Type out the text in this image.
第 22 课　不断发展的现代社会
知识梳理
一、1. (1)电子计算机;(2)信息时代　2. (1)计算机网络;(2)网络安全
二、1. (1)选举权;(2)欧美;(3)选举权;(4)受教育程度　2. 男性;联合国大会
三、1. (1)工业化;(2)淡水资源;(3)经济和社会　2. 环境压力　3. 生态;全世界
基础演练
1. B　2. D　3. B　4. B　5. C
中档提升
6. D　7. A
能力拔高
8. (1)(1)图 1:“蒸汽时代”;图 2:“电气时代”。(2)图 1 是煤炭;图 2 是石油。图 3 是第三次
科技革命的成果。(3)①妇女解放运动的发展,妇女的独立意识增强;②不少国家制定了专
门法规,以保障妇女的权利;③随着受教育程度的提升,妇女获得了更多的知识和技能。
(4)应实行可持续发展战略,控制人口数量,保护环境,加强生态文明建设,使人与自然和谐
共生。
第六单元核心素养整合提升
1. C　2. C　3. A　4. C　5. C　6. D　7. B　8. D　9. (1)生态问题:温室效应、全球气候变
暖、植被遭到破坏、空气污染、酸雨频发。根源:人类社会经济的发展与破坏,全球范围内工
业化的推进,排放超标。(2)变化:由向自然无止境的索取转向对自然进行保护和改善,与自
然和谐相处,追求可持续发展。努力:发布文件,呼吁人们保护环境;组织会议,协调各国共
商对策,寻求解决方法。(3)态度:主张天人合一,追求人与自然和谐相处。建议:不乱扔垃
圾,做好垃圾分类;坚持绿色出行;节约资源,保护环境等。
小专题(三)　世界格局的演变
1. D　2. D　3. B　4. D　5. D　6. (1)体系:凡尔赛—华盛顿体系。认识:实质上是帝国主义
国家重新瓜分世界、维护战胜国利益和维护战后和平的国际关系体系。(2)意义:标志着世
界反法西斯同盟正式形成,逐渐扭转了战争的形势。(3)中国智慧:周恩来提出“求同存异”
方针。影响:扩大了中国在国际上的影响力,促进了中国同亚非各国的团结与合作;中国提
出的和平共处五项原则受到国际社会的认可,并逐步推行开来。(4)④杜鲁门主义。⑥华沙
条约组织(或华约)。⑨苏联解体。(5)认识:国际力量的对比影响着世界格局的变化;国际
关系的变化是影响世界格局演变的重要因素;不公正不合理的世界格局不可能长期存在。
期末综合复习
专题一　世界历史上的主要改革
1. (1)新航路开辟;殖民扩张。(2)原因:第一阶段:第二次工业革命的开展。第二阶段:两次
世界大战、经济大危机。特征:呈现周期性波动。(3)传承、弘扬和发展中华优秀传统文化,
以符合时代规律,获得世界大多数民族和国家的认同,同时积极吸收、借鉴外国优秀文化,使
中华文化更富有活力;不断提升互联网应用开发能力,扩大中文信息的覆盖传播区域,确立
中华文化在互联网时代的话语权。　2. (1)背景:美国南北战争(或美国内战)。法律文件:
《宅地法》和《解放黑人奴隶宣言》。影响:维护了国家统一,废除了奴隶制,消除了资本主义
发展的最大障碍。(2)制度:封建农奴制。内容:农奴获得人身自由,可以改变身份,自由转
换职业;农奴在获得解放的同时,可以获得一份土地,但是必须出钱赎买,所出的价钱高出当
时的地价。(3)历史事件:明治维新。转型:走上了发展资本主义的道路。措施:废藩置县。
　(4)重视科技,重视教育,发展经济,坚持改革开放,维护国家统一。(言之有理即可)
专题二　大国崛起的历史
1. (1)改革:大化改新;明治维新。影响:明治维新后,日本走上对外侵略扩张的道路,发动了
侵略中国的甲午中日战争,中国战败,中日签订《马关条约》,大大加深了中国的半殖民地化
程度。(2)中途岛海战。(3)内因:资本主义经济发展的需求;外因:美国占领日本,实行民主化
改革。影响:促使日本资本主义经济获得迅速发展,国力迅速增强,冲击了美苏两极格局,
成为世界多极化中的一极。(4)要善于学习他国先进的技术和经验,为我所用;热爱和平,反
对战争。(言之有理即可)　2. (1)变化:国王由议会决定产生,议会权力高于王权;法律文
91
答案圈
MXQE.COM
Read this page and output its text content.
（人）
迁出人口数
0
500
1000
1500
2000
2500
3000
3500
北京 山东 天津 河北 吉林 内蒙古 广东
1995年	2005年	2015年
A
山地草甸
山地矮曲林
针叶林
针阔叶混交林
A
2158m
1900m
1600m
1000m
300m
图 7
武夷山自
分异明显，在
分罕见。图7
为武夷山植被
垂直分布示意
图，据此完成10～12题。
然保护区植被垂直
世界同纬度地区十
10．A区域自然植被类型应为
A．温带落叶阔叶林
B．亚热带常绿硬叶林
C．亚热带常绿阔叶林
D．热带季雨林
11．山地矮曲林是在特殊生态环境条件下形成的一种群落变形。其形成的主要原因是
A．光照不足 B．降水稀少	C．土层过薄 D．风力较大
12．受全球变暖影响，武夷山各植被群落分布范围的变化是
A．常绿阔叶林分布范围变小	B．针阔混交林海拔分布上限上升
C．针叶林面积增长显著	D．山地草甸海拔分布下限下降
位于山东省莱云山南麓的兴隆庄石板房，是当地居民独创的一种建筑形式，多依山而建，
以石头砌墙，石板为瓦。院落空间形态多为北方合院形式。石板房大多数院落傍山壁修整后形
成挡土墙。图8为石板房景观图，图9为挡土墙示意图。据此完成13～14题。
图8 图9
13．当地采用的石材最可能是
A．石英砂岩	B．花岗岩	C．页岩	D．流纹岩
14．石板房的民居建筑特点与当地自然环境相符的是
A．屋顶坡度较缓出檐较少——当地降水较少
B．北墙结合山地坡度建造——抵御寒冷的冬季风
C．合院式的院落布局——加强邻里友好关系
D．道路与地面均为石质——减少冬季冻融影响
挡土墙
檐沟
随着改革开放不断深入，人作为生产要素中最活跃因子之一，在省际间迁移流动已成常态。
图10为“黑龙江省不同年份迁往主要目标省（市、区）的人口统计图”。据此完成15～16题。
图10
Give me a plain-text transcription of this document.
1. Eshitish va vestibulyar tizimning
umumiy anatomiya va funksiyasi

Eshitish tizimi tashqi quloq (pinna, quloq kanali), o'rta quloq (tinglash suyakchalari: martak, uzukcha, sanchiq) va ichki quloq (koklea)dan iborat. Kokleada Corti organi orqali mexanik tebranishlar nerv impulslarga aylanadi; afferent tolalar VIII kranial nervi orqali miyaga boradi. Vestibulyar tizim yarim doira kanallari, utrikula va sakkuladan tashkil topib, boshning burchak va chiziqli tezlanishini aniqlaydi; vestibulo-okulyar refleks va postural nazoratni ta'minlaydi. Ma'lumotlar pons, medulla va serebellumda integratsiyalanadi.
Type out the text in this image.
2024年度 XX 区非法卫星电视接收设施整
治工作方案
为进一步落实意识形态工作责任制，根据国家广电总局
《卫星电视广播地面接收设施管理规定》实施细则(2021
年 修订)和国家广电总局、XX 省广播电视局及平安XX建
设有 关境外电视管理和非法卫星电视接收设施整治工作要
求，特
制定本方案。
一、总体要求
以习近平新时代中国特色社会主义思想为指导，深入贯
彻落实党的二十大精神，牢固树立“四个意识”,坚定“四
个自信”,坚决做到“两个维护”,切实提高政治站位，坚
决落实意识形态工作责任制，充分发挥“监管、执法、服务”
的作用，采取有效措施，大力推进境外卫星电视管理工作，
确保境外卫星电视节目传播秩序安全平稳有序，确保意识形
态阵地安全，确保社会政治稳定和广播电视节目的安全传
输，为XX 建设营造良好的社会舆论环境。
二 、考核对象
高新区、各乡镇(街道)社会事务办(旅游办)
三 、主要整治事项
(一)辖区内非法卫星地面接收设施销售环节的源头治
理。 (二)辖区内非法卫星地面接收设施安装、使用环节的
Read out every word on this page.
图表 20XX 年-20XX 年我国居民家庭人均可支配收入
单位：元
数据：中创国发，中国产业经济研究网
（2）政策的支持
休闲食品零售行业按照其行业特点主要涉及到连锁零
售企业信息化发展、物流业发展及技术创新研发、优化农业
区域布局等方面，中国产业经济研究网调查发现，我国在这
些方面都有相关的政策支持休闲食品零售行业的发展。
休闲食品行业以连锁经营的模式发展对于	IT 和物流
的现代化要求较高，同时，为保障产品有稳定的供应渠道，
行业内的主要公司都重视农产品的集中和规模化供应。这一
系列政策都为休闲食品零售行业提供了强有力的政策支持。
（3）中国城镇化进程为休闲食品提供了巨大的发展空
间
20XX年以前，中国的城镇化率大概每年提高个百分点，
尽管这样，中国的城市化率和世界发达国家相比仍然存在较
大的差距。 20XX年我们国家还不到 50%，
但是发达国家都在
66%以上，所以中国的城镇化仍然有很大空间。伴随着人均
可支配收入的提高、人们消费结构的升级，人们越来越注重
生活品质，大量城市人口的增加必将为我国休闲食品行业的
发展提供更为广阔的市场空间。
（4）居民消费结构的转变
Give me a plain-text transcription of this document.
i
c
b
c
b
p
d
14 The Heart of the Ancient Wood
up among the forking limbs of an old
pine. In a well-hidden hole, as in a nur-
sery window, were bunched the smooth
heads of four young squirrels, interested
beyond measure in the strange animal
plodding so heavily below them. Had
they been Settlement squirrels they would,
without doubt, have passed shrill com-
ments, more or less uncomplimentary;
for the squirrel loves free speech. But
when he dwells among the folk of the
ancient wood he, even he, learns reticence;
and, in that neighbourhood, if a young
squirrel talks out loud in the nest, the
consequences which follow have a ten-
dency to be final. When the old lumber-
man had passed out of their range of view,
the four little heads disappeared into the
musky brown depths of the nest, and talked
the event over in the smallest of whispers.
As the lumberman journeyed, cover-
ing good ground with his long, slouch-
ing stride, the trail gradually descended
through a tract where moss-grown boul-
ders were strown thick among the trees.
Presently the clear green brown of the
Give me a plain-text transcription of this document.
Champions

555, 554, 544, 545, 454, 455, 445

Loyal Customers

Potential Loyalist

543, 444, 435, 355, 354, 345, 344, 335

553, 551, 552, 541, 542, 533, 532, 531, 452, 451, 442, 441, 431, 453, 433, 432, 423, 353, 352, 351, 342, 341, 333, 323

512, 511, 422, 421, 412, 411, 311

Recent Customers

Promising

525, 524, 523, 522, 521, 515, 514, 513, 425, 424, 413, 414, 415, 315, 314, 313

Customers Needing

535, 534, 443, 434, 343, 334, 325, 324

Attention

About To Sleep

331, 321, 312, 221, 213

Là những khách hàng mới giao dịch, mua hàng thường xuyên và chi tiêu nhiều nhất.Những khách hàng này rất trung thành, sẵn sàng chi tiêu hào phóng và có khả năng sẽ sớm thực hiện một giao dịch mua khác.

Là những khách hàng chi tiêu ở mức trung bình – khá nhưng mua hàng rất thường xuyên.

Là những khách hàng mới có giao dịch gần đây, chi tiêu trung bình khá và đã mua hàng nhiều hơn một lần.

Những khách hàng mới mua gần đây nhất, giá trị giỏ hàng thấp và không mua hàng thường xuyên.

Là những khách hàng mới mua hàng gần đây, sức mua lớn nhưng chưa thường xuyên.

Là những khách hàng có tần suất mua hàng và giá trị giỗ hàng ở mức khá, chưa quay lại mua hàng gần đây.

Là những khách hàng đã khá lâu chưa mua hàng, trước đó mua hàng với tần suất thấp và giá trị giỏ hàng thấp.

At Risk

——————————

[TASK BRIEF]:
All lines of the data above that include the word "明治维新" must be shown.

[ANSWER BELOW]:
时的地价。(3)历史事件:明治维新。转型:走上了发展资本主义的道路。措施:废藩置县。
1. (1)改革:大化改新;明治维新。影响:明治维新后,日本走上对外侵略扩张的道路,发动了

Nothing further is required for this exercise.